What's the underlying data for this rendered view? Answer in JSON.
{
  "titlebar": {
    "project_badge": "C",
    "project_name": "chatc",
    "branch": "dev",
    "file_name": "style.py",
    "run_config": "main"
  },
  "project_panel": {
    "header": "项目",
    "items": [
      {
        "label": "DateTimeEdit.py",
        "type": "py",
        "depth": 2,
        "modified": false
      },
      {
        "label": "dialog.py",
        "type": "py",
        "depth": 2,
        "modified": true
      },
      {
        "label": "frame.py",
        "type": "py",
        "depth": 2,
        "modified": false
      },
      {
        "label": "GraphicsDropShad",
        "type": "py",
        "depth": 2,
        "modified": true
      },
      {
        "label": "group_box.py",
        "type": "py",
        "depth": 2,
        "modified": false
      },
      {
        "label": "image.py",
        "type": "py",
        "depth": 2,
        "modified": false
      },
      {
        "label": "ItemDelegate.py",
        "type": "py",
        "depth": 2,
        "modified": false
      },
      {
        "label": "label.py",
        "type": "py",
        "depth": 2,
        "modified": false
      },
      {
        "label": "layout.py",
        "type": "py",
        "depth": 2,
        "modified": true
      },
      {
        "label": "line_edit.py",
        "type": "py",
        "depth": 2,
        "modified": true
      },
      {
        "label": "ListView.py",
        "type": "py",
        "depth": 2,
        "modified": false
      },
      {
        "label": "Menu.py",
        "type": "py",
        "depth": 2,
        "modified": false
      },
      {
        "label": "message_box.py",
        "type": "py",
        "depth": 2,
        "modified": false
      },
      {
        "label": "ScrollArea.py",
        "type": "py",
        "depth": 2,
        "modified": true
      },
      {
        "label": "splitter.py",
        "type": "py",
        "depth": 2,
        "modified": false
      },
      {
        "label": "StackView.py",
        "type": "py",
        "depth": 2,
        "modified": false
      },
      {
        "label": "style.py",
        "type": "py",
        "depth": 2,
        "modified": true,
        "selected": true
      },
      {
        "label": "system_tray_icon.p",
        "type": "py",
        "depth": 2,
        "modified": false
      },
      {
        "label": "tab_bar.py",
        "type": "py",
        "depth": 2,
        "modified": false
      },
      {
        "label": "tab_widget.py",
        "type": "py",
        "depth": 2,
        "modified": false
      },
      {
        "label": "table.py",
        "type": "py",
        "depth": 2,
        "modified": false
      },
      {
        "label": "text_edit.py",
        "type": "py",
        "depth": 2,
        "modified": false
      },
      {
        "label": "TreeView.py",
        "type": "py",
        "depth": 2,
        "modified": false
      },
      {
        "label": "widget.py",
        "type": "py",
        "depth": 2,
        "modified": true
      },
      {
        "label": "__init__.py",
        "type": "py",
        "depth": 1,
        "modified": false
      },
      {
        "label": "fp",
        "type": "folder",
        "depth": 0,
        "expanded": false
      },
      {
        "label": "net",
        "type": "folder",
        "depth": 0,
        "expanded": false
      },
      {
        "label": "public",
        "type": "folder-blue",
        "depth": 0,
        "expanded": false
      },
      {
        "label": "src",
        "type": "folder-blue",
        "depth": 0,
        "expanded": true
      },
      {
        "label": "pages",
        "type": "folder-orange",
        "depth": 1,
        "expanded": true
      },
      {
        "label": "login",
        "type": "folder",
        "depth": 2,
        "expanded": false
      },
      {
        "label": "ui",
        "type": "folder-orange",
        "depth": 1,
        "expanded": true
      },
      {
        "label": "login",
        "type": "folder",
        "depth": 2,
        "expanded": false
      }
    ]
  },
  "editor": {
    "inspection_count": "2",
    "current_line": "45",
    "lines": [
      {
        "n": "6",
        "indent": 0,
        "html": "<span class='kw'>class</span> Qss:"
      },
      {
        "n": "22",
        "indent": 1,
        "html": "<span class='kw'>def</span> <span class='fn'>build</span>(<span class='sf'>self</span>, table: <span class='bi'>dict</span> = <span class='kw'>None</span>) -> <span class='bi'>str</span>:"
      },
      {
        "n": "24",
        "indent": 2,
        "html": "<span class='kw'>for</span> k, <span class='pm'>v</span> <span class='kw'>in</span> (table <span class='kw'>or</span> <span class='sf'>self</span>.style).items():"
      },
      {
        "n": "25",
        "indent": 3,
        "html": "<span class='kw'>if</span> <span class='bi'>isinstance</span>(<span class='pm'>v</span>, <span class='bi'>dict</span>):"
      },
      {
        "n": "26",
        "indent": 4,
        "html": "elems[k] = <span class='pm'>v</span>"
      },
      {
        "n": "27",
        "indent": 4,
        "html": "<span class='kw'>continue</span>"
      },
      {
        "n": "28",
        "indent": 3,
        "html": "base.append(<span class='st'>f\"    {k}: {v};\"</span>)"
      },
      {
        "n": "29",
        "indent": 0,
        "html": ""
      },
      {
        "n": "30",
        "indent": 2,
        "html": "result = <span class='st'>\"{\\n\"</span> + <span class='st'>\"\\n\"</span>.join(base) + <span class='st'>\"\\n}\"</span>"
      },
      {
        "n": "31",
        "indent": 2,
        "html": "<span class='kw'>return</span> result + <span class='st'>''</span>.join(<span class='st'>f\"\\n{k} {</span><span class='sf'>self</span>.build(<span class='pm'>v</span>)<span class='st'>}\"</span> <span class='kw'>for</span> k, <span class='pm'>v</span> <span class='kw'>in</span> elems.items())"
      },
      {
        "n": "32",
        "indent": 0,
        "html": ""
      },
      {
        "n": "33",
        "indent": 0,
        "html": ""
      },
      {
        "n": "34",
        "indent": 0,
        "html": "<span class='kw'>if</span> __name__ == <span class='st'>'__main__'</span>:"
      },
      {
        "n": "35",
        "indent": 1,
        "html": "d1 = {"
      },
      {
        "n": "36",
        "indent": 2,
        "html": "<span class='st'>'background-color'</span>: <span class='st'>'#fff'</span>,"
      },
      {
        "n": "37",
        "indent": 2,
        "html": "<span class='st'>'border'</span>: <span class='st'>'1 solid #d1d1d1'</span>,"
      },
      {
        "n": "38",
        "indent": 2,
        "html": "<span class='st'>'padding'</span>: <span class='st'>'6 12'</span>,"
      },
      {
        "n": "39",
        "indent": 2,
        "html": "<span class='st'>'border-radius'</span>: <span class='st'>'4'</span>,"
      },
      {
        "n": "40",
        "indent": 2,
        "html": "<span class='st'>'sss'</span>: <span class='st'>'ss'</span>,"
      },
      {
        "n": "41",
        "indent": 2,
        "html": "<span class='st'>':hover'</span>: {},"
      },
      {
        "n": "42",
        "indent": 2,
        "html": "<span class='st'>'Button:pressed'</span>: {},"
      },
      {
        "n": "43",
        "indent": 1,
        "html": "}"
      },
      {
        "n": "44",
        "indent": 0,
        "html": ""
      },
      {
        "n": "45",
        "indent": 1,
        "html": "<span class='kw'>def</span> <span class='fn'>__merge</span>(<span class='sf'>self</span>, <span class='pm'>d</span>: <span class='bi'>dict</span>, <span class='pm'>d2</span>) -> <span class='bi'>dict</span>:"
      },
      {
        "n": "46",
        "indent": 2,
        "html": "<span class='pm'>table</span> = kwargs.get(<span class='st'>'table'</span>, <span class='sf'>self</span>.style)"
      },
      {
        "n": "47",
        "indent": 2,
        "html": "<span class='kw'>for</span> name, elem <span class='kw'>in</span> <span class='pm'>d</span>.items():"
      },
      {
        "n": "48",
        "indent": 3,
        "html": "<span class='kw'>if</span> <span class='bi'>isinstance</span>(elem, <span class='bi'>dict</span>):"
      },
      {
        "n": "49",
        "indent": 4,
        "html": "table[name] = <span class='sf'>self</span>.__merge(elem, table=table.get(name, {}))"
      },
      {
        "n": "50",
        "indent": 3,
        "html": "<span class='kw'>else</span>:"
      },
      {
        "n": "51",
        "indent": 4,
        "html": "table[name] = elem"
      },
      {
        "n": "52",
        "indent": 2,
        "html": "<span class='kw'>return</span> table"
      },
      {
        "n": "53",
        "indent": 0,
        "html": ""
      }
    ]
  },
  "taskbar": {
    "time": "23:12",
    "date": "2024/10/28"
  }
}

----

Find the string "base" in the listing and return every line that holds it.

        "html": "base.append(<span class='st'>f\"    {k}: {v};\"</span>)"
        "html": "result = <span class='st'>\"{\\n\"</span> + <span class='st'>\"\\n\"</span>.join(base) + <span class='st'>\"\\n}\"</span>"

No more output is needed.